[BRIEF] Repeat the listing in full, word for word.

[DATA FOR PROCESSING]
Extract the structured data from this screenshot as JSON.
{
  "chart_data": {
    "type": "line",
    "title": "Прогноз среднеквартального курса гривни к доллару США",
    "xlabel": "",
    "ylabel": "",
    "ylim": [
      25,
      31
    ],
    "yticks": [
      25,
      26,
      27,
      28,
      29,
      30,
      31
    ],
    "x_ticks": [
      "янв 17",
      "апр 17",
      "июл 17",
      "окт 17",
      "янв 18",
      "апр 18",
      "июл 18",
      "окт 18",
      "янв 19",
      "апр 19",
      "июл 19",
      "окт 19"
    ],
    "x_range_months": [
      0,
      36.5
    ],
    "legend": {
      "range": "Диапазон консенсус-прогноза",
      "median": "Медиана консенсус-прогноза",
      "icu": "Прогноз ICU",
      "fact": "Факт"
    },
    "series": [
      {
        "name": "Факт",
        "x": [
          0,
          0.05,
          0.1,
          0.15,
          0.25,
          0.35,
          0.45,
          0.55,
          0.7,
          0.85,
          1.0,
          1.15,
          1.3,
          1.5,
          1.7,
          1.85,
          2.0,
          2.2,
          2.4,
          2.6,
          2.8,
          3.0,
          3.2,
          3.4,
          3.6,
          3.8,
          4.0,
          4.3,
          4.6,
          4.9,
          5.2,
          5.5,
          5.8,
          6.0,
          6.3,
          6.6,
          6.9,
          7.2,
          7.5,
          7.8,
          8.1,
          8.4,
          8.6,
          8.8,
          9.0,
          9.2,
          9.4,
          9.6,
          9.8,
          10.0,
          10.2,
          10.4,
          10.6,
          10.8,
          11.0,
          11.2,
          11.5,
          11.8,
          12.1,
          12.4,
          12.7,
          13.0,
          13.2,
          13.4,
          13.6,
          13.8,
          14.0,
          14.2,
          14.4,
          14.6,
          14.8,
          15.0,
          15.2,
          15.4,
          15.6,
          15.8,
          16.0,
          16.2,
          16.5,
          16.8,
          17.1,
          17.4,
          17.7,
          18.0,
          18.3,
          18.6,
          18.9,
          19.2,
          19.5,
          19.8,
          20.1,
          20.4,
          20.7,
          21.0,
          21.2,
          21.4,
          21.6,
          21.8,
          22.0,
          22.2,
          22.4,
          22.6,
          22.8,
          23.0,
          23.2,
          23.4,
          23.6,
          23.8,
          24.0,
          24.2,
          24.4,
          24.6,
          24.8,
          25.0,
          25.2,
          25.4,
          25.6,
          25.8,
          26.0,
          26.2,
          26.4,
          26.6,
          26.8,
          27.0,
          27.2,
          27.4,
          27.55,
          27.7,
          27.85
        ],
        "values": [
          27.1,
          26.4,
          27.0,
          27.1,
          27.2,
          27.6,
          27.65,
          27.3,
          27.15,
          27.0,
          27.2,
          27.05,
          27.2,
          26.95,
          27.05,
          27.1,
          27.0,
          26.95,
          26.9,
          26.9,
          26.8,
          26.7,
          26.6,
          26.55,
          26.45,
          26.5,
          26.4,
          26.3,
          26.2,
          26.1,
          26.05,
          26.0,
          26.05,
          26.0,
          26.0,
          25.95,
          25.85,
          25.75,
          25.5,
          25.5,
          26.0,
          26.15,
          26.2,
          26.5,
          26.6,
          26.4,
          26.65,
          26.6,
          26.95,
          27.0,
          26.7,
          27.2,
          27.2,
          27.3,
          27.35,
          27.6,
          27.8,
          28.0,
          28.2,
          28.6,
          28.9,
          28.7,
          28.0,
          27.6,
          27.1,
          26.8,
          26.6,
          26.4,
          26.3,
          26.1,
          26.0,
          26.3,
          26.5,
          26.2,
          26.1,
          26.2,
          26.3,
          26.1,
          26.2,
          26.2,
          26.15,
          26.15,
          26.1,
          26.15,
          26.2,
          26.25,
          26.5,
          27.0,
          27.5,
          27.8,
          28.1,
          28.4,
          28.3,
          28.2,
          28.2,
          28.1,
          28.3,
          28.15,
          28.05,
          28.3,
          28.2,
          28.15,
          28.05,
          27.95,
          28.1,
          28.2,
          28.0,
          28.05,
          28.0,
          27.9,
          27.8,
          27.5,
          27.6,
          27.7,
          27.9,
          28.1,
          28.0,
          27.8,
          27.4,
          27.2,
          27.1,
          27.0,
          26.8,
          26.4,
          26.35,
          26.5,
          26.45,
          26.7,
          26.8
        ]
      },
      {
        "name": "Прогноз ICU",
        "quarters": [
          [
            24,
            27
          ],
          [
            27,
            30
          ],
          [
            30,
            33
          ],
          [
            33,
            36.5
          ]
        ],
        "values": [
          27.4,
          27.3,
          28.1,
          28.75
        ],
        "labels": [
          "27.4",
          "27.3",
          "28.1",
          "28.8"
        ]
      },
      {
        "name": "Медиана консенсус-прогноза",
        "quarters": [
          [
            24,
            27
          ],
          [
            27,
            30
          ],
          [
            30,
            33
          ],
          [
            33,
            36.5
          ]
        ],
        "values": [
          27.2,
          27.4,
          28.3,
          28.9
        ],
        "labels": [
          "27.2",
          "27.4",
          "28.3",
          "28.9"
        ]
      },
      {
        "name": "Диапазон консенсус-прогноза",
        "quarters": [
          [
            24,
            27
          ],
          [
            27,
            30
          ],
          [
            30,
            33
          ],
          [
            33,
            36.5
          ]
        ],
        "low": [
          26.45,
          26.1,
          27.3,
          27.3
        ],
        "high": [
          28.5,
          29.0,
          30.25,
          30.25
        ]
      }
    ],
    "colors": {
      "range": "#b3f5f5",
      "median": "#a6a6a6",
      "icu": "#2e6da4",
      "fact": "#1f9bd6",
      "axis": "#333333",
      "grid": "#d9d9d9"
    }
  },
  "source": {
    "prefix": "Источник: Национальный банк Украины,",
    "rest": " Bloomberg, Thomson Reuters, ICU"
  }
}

[EXERCISE ANSWER]
Extract the structured data from this screenshot as JSON.
{
  "chart_data": {
    "type": "line",
    "title": "Прогноз среднеквартального курса гривни к доллару США",
    "xlabel": "",
    "ylabel": "",
    "ylim": [
      25,
      31
    ],
    "yticks": [
      25,
      26,
      27,
      28,
      29,
      30,
      31
    ],
    "x_ticks": [
      "янв 17",
      "апр 17",
      "июл 17",
      "окт 17",
      "янв 18",
      "апр 18",
      "июл 18",
      "окт 18",
      "янв 19",
      "апр 19",
      "июл 19",
      "окт 19"
    ],
    "x_range_months": [
      0,
      36.5
    ],
    "legend": {
      "range": "Диапазон консенсус-прогноза",
      "median": "Медиана консенсус-прогноза",
      "icu": "Прогноз ICU",
      "fact": "Факт"
    },
    "series": [
      {
        "name": "Факт",
        "x": [
          0,
          0.05,
          0.1,
          0.15,
          0.25,
          0.35,
          0.45,
          0.55,
          0.7,
          0.85,
          1.0,
          1.15,
          1.3,
          1.5,
          1.7,
          1.85,
          2.0,
          2.2,
          2.4,
          2.6,
          2.8,
          3.0,
          3.2,
          3.4,
          3.6,
          3.8,
          4.0,
          4.3,
          4.6,
          4.9,
          5.2,
          5.5,
          5.8,
          6.0,
          6.3,
          6.6,
          6.9,
          7.2,
          7.5,
          7.8,
          8.1,
          8.4,
          8.6,
          8.8,
          9.0,
          9.2,
          9.4,
          9.6,
          9.8,
          10.0,
          10.2,
          10.4,
          10.6,
          10.8,
          11.0,
          11.2,
          11.5,
          11.8,
          12.1,
          12.4,
          12.7,
          13.0,
          13.2,
          13.4,
          13.6,
          13.8,
          14.0,
          14.2,
          14.4,
          14.6,
          14.8,
          15.0,
          15.2,
          15.4,
          15.6,
          15.8,
          16.0,
          16.2,
          16.5,
          16.8,
          17.1,
          17.4,
          17.7,
          18.0,
          18.3,
          18.6,
          18.9,
          19.2,
          19.5,
          19.8,
          20.1,
          20.4,
          20.7,
          21.0,
          21.2,
          21.4,
          21.6,
          21.8,
          22.0,
          22.2,
          22.4,
          22.6,
          22.8,
          23.0,
          23.2,
          23.4,
          23.6,
          23.8,
          24.0,
          24.2,
          24.4,
          24.6,
          24.8,
          25.0,
          25.2,
          25.4,
          25.6,
          25.8,
          26.0,
          26.2,
          26.4,
          26.6,
          26.8,
          27.0,
          27.2,
          27.4,
          27.55,
          27.7,
          27.85
        ],
        "values": [
          27.1,
          26.4,
          27.0,
          27.1,
          27.2,
          27.6,
          27.65,
          27.3,
          27.15,
          27.0,
          27.2,
          27.05,
          27.2,
          26.95,
          27.05,
          27.1,
          27.0,
          26.95,
          26.9,
          26.9,
          26.8,
          26.7,
          26.6,
          26.55,
          26.45,
          26.5,
          26.4,
          26.3,
          26.2,
          26.1,
          26.05,
          26.0,
          26.05,
          26.0,
          26.0,
          25.95,
          25.85,
          25.75,
          25.5,
          25.5,
          26.0,
          26.15,
          26.2,
          26.5,
          26.6,
          26.4,
          26.65,
          26.6,
          26.95,
          27.0,
          26.7,
          27.2,
          27.2,
          27.3,
          27.35,
          27.6,
          27.8,
          28.0,
          28.2,
          28.6,
          28.9,
          28.7,
          28.0,
          27.6,
          27.1,
          26.8,
          26.6,
          26.4,
          26.3,
          26.1,
          26.0,
          26.3,
          26.5,
          26.2,
          26.1,
          26.2,
          26.3,
          26.1,
          26.2,
          26.2,
          26.15,
          26.15,
          26.1,
          26.15,
          26.2,
          26.25,
          26.5,
          27.0,
          27.5,
          27.8,
          28.1,
          28.4,
          28.3,
          28.2,
          28.2,
          28.1,
          28.3,
          28.15,
          28.05,
          28.3,
          28.2,
          28.15,
          28.05,
          27.95,
          28.1,
          28.2,
          28.0,
          28.05,
          28.0,
          27.9,
          27.8,
          27.5,
          27.6,
          27.7,
          27.9,
          28.1,
          28.0,
          27.8,
          27.4,
          27.2,
          27.1,
          27.0,
          26.8,
          26.4,
          26.35,
          26.5,
          26.45,
          26.7,
          26.8
        ]
      },
      {
        "name": "Прогноз ICU",
        "quarters": [
          [
            24,
            27
          ],
          [
            27,
            30
          ],
          [
            30,
            33
          ],
          [
            33,
            36.5
          ]
        ],
        "values": [
          27.4,
          27.3,
          28.1,
          28.75
        ],
        "labels": [
          "27.4",
          "27.3",
          "28.1",
          "28.8"
        ]
      },
      {
        "name": "Медиана консенсус-прогноза",
        "quarters": [
          [
            24,
            27
          ],
          [
            27,
            30
          ],
          [
            30,
            33
          ],
          [
            33,
            36.5
          ]
        ],
        "values": [
          27.2,
          27.4,
          28.3,
          28.9
        ],
        "labels": [
          "27.2",
          "27.4",
          "28.3",
          "28.9"
        ]
      },
      {
        "name": "Диапазон консенсус-прогноза",
        "quarters": [
          [
            24,
            27
          ],
          [
            27,
            30
          ],
          [
            30,
            33
          ],
          [
            33,
            36.5
          ]
        ],
        "low": [
          26.45,
          26.1,
          27.3,
          27.3
        ],
        "high": [
          28.5,
          29.0,
          30.25,
          30.25
        ]
      }
    ],
    "colors": {
      "range": "#b3f5f5",
      "median": "#a6a6a6",
      "icu": "#2e6da4",
      "fact": "#1f9bd6",
      "axis": "#333333",
      "grid": "#d9d9d9"
    }
  },
  "source": {
    "prefix": "Источник: Национальный банк Украины,",
    "rest": " Bloomberg, Thomson Reuters, ICU"
  }
}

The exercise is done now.